» **Task prompt**
For the data below, work out how many lines contain the word "operacji" and supply only that number.

» **Data shown**
==*==

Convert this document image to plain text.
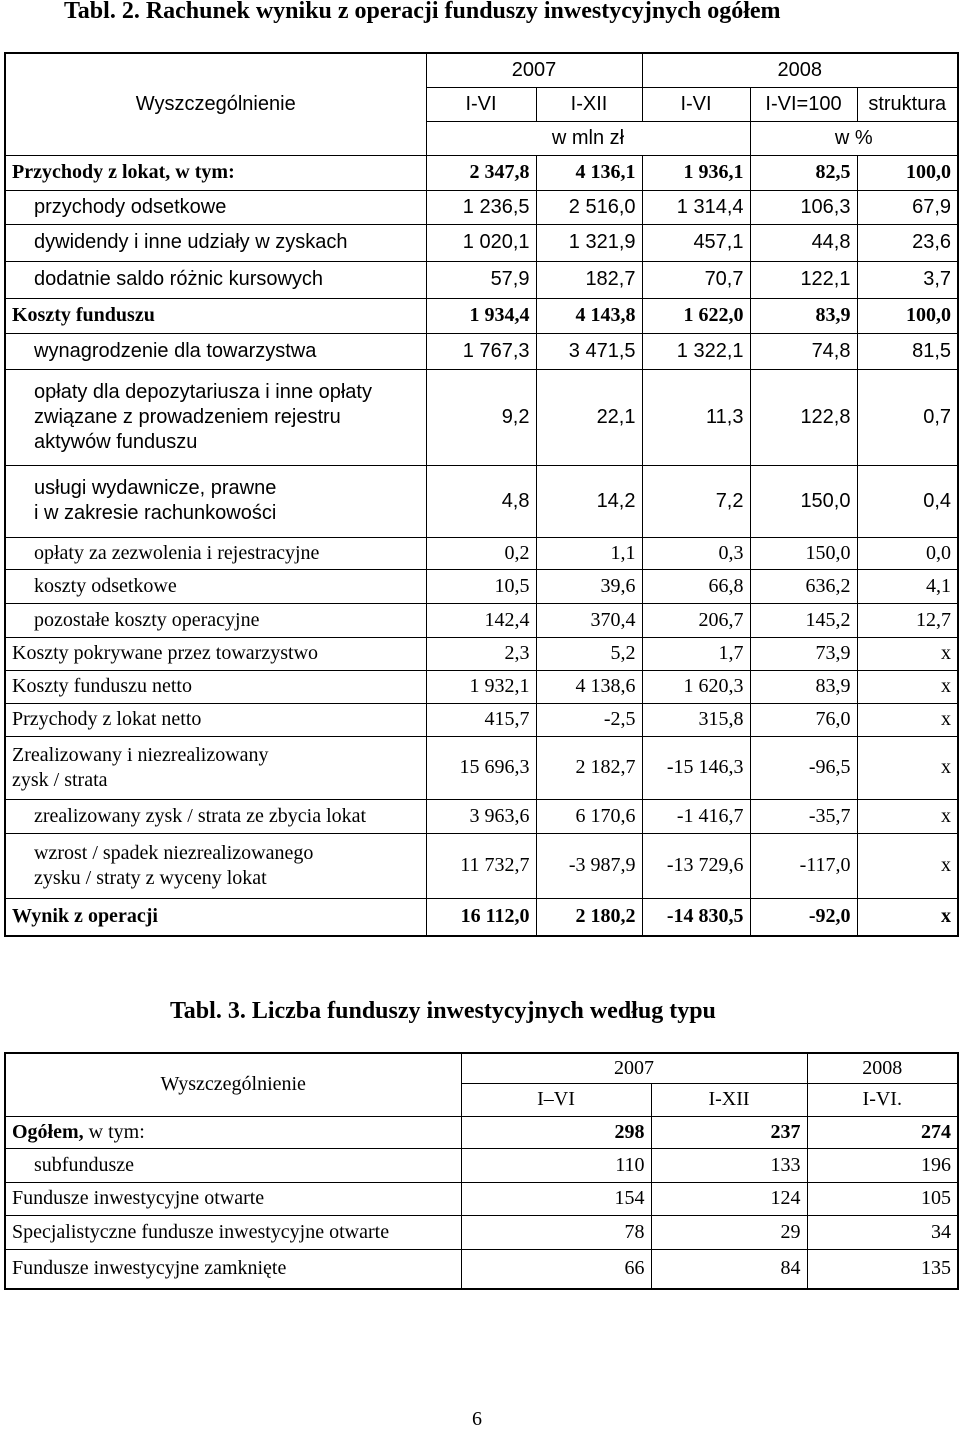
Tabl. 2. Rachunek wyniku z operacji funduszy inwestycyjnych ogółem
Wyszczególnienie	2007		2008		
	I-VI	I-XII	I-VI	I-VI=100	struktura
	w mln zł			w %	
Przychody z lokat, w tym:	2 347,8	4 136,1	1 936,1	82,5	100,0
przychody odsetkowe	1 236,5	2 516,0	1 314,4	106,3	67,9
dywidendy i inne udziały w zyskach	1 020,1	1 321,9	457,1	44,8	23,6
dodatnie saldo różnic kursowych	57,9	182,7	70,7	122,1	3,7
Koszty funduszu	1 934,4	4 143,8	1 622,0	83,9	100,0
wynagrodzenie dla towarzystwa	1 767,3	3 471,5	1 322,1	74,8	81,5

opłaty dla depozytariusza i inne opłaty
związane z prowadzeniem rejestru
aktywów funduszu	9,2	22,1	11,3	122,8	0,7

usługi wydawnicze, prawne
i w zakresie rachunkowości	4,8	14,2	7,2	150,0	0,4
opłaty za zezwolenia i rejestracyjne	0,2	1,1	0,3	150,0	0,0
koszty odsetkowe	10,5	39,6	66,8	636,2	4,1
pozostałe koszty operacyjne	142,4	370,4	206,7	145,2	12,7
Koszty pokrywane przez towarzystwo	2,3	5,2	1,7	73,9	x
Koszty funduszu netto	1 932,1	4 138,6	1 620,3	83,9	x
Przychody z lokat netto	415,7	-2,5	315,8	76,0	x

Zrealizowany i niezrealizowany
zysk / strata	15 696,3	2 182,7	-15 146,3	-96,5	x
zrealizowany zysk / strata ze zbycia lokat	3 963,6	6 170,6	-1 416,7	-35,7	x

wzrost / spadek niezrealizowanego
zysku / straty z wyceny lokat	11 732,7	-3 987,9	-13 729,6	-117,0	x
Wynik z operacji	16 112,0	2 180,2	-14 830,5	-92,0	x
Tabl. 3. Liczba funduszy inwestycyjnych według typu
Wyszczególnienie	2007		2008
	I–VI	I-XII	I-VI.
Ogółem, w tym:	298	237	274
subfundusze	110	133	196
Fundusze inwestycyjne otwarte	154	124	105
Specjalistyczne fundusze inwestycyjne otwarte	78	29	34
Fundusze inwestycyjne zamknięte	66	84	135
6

==*==

» **Output**
2